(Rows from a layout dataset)
============

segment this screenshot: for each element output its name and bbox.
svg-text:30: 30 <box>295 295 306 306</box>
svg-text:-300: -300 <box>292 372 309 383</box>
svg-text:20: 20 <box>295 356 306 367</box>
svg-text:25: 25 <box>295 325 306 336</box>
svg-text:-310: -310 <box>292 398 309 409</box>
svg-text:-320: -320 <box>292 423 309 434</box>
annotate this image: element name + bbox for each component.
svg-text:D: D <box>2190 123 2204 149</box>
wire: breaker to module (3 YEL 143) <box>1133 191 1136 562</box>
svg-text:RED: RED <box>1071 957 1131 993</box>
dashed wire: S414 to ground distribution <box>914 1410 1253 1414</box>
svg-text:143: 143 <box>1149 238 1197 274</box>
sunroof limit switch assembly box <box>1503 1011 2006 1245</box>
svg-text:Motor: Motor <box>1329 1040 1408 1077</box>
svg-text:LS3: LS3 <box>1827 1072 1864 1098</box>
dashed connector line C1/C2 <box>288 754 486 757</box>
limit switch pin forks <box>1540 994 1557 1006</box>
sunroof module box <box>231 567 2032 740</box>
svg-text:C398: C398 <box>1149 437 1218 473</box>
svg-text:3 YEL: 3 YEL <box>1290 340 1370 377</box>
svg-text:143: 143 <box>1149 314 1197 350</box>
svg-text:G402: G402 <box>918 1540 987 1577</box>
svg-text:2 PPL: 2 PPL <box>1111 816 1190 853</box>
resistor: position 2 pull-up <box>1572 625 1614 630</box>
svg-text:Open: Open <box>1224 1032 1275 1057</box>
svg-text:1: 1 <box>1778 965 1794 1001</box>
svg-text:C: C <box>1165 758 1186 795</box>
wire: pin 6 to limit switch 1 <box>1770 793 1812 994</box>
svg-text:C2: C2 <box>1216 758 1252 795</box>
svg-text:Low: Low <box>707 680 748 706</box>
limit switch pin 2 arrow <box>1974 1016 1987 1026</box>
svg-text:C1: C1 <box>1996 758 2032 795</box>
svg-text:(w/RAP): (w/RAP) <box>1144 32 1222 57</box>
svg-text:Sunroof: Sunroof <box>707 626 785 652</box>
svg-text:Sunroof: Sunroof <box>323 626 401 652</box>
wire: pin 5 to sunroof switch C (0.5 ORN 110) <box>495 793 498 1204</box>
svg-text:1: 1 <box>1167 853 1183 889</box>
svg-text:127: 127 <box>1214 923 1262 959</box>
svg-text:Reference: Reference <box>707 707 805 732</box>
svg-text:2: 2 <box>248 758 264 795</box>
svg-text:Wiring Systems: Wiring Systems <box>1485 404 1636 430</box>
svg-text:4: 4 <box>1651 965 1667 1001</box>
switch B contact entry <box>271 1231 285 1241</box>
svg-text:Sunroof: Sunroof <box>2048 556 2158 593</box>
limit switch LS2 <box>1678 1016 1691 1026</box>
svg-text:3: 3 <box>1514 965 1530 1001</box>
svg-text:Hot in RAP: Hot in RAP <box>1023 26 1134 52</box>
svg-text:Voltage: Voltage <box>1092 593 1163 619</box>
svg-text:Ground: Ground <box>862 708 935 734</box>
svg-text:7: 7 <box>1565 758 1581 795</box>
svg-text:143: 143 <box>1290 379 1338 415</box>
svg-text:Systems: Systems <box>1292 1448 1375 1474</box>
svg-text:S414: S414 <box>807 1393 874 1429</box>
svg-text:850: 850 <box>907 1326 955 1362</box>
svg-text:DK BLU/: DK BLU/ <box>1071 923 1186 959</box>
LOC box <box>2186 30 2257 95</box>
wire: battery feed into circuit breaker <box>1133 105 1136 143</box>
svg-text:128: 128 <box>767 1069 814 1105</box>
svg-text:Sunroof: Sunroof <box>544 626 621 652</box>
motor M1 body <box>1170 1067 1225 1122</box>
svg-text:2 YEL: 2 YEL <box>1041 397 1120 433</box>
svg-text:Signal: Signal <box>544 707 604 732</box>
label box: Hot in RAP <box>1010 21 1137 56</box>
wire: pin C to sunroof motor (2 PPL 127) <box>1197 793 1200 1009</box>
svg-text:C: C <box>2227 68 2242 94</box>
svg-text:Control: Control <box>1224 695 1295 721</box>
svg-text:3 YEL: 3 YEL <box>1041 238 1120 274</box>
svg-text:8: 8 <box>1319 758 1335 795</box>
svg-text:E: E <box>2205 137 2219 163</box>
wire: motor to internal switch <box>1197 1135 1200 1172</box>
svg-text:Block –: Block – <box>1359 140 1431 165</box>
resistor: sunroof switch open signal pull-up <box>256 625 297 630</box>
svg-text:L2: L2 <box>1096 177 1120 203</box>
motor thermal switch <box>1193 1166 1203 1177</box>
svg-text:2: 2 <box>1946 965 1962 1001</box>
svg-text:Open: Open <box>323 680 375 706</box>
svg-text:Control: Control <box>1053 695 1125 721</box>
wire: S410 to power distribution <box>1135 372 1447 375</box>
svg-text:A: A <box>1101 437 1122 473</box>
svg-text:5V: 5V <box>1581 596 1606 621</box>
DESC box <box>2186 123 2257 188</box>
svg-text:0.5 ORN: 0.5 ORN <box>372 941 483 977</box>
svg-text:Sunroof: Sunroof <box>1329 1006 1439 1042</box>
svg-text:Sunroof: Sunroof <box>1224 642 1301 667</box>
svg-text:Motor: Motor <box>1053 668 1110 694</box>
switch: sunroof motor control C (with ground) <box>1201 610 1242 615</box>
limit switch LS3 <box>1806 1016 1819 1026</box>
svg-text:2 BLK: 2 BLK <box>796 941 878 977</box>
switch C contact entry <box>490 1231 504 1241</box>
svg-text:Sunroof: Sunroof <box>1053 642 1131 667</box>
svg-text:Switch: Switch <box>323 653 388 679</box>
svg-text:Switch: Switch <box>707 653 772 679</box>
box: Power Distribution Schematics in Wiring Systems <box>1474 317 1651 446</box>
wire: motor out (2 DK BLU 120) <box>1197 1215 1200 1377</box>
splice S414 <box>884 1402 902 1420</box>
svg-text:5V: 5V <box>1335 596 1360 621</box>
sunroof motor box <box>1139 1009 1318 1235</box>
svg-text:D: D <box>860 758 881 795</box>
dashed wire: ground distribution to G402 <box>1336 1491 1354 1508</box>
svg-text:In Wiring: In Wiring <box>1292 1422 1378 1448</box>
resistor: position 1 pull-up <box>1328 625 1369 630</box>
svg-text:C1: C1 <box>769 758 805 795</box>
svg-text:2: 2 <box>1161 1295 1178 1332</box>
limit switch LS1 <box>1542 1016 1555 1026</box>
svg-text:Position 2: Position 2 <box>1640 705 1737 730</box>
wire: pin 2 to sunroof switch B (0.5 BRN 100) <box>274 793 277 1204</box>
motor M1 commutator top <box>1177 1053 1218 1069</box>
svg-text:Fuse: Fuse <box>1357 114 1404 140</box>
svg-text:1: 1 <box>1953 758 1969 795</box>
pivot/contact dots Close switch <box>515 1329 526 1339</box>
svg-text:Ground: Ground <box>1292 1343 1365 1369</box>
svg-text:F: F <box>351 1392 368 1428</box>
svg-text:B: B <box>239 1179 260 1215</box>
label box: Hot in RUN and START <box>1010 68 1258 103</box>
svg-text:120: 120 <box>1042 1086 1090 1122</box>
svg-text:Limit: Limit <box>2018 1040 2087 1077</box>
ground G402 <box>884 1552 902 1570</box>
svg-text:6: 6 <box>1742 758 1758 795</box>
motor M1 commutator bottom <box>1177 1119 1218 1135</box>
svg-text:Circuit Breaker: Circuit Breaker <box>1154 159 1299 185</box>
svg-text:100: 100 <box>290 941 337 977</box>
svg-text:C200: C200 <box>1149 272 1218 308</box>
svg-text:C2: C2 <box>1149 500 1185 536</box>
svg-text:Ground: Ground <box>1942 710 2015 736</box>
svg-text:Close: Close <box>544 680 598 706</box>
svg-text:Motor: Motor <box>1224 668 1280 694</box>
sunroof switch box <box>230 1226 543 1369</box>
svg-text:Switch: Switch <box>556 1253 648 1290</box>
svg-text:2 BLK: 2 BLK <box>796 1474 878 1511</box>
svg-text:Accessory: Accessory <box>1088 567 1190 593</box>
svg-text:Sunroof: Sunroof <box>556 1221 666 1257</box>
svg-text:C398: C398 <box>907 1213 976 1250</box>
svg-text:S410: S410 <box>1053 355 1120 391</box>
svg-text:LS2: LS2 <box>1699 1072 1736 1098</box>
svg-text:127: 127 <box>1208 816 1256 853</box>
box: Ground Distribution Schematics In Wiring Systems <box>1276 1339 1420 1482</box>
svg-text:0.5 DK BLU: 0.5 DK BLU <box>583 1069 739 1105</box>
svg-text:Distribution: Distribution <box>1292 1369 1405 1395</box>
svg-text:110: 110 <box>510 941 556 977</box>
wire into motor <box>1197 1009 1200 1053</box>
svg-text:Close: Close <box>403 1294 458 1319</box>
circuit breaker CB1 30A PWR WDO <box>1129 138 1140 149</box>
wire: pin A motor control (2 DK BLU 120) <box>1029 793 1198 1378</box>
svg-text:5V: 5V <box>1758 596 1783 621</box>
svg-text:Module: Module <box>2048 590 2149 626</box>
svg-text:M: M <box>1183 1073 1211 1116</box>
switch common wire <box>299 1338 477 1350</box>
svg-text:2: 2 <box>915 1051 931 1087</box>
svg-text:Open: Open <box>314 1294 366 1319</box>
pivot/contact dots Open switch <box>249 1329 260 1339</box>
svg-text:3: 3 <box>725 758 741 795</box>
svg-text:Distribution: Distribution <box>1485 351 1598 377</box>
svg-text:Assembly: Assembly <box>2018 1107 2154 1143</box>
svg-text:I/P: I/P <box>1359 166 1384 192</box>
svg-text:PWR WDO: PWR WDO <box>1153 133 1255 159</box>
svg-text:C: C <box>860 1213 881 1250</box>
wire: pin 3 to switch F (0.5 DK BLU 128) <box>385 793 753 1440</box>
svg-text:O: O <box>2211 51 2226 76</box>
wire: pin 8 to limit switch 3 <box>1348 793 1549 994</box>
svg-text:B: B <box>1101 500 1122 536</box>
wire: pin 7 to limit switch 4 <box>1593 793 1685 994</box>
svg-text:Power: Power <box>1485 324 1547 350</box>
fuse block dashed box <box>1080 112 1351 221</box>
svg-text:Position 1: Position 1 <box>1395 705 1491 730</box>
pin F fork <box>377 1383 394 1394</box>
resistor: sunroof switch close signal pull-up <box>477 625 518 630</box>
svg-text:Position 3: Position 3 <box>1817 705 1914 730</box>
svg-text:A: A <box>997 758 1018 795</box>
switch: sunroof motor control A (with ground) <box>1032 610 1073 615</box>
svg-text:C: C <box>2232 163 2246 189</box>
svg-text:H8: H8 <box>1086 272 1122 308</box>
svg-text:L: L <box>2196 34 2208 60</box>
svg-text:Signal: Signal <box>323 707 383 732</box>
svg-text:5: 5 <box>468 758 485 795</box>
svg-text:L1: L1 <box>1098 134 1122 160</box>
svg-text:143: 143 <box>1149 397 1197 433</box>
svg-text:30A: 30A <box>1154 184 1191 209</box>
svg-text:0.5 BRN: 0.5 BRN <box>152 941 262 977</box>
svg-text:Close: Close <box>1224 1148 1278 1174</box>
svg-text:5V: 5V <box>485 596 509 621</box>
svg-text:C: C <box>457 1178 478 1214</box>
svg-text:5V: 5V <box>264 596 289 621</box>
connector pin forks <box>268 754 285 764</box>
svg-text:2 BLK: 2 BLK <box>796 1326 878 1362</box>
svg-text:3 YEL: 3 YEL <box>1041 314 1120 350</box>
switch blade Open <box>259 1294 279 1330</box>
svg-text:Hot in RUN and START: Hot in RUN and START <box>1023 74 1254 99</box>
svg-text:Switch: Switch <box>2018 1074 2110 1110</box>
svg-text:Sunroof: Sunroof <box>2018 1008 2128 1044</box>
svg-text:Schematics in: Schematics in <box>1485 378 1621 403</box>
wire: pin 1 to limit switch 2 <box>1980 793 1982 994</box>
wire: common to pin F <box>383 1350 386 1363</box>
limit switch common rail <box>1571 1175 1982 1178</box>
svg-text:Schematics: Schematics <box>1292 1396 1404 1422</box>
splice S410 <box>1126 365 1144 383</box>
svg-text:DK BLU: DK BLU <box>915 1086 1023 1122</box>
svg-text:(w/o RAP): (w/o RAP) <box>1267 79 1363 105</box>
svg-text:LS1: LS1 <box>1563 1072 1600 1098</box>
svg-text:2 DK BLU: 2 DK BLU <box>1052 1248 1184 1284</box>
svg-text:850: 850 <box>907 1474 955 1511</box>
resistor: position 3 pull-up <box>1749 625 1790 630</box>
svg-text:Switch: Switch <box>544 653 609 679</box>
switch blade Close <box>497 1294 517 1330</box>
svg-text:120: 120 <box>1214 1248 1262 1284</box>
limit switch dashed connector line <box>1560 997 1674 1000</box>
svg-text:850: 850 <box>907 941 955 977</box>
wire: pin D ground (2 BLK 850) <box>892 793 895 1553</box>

============

Swap "wire" for "cable" in the entries that run from the start through the line containing "sunroof module box", and reproduce only that stretch with every other character unchanged.

segment this screenshot: for each element output its name and bbox.
svg-text:30: 30 <box>295 295 306 306</box>
svg-text:-300: -300 <box>292 372 309 383</box>
svg-text:20: 20 <box>295 356 306 367</box>
svg-text:25: 25 <box>295 325 306 336</box>
svg-text:-310: -310 <box>292 398 309 409</box>
svg-text:-320: -320 <box>292 423 309 434</box>
annotate this image: element name + bbox for each component.
svg-text:D: D <box>2190 123 2204 149</box>
cable: breaker to module (3 YEL 143) <box>1133 191 1136 562</box>
svg-text:RED: RED <box>1071 957 1131 993</box>
dashed cable: S414 to ground distribution <box>914 1410 1253 1414</box>
svg-text:143: 143 <box>1149 238 1197 274</box>
sunroof limit switch assembly box <box>1503 1011 2006 1245</box>
svg-text:Motor: Motor <box>1329 1040 1408 1077</box>
svg-text:LS3: LS3 <box>1827 1072 1864 1098</box>
dashed connector line C1/C2 <box>288 754 486 757</box>
limit switch pin forks <box>1540 994 1557 1006</box>
sunroof module box <box>231 567 2032 740</box>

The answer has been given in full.